- Material for this task -
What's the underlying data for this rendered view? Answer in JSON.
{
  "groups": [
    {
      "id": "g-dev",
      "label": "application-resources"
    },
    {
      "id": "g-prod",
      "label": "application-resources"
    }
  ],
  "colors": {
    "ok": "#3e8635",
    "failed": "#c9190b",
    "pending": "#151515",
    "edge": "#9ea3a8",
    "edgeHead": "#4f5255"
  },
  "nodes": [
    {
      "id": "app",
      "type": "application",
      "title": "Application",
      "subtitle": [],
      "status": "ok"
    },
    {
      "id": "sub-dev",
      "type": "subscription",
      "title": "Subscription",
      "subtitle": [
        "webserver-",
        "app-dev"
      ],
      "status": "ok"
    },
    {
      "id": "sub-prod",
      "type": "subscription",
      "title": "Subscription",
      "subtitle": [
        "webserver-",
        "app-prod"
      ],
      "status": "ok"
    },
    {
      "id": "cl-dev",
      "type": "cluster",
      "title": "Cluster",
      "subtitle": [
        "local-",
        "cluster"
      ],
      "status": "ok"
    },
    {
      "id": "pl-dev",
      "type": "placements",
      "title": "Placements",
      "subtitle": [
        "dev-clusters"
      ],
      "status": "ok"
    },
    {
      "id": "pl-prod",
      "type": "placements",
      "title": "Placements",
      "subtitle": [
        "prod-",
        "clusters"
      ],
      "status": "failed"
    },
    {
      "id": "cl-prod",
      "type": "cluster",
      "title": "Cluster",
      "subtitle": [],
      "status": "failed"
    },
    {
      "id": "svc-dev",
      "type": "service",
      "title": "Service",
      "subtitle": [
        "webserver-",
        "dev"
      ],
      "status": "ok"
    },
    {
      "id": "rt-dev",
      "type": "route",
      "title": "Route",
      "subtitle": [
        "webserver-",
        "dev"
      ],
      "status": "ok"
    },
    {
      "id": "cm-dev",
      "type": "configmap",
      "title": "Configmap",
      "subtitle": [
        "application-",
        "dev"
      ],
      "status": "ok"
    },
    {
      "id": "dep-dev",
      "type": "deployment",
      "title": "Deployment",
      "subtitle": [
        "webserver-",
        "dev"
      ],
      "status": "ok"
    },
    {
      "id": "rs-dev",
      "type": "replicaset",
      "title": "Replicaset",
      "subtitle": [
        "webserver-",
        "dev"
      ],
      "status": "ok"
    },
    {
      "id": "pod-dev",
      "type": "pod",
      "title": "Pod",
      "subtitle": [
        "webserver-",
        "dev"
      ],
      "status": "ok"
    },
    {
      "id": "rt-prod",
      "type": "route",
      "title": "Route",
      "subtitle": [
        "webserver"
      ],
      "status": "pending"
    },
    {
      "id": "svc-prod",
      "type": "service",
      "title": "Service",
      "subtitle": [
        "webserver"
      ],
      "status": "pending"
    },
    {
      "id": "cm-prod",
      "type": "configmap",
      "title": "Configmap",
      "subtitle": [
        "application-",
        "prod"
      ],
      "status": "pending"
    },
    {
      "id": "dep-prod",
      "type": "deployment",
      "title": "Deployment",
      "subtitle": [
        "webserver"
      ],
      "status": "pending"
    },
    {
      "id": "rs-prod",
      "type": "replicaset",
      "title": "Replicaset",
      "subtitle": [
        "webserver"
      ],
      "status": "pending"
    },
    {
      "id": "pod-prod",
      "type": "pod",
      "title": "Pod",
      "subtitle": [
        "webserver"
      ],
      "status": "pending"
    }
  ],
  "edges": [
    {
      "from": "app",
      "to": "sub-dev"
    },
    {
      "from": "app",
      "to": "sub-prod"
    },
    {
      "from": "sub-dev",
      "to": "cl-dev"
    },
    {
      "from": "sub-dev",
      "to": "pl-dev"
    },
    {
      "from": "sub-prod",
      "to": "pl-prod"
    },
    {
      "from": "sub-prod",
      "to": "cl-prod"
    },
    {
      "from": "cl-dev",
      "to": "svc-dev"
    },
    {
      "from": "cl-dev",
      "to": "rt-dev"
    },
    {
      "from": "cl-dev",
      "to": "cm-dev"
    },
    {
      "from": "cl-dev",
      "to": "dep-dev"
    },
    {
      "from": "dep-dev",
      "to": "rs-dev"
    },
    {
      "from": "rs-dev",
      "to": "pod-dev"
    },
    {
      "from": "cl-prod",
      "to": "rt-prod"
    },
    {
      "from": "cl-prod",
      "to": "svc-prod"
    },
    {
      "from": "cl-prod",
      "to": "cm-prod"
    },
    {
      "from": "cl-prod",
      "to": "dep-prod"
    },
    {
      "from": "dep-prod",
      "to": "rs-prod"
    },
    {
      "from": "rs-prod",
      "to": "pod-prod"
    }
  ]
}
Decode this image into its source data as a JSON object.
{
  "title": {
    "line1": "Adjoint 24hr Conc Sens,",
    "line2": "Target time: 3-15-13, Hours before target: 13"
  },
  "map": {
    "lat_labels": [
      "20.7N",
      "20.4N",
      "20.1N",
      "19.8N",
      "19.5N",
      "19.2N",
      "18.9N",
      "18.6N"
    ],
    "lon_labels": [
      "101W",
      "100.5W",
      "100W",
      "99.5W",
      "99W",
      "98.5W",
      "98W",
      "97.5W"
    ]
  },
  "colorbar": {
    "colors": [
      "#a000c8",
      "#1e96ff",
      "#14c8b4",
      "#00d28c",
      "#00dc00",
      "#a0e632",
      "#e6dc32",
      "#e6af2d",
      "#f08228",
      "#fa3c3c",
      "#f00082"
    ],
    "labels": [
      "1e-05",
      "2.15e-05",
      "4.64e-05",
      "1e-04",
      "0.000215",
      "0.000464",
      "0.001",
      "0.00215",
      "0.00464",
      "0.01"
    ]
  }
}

- Exercise directions -
Show every line from the entries above in which the word "JSON" appears.

- The output -
What's the underlying data for this rendered view? Answer in JSON.
Decode this image into its source data as a JSON object.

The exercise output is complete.